[Data listing start]

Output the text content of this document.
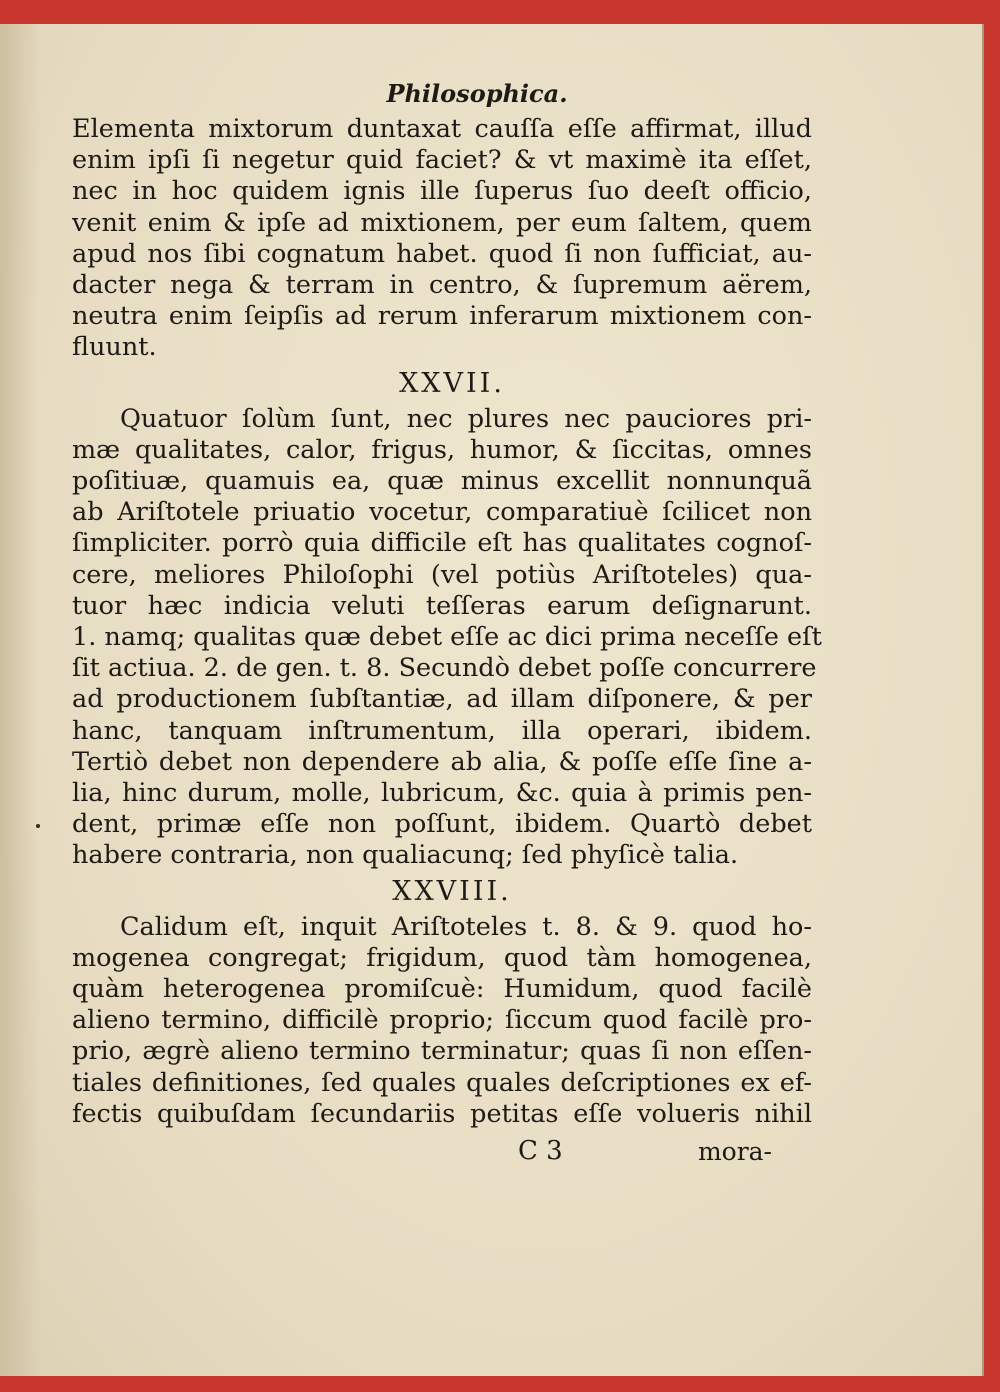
Philosophica.
Elementa mixtorum duntaxat cauſſa eſſe affirmat, illud
enim ipſi ſi negetur quid faciet? & vt maximè ita eſſet,
nec in hoc quidem ignis ille ſuperus ſuo deeſt officio,
venit enim & ipſe ad mixtionem, per eum ſaltem, quem
apud nos ſibi cognatum habet. quod ſi non ſufficiat, au-
dacter nega & terram in centro, & ſupremum aërem,
neutra enim ſeipſis ad rerum inferarum mixtionem con-
fluunt.
XXVII.
Quatuor ſolùm ſunt, nec plures nec pauciores pri-
mæ qualitates, calor, frigus, humor, & ſiccitas, omnes
poſitiuæ, quamuis ea, quæ minus excellit nonnunquã
ab Ariſtotele priuatio vocetur, comparatiuè ſcilicet non
ſimpliciter. porrò quia difficile eſt has qualitates cognoſ-
cere, meliores Philoſophi (vel potiùs Ariſtoteles) qua-
tuor hæc indicia veluti teſſeras earum deſignarunt.
1. namq; qualitas quæ debet eſſe ac dici prima neceſſe eſt
ſit actiua. 2. de gen. t. 8. Secundò debet poſſe concurrere
ad productionem ſubſtantiæ, ad illam diſponere, & per
hanc, tanquam inſtrumentum, illa operari, ibidem.
Tertiò debet non dependere ab alia, & poſſe eſſe ſine a-
lia, hinc durum, molle, lubricum, &c. quia à primis pen-
dent, primæ eſſe non poſſunt, ibidem. Quartò debet
habere contraria, non qualiacunq; ſed phyſicè talia.
XXVIII.
Calidum eſt, inquit Ariſtoteles t. 8. & 9. quod ho-
mogenea congregat; frigidum, quod tàm homogenea,
quàm heterogenea promiſcuè: Humidum, quod facilè
alieno termino, difficilè proprio; ſiccum quod facilè pro-
prio, ægrè alieno termino terminatur; quas ſi non eſſen-
tiales definitiones, ſed quales quales deſcriptiones ex ef-
fectis quibuſdam ſecundariis petitas eſſe volueris nihil
C 3	mora-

[Data listing end]

__Your task__. Count how many lines of the data include the word "poſſe". Your reply should be that number alone.

__Answer below__. 2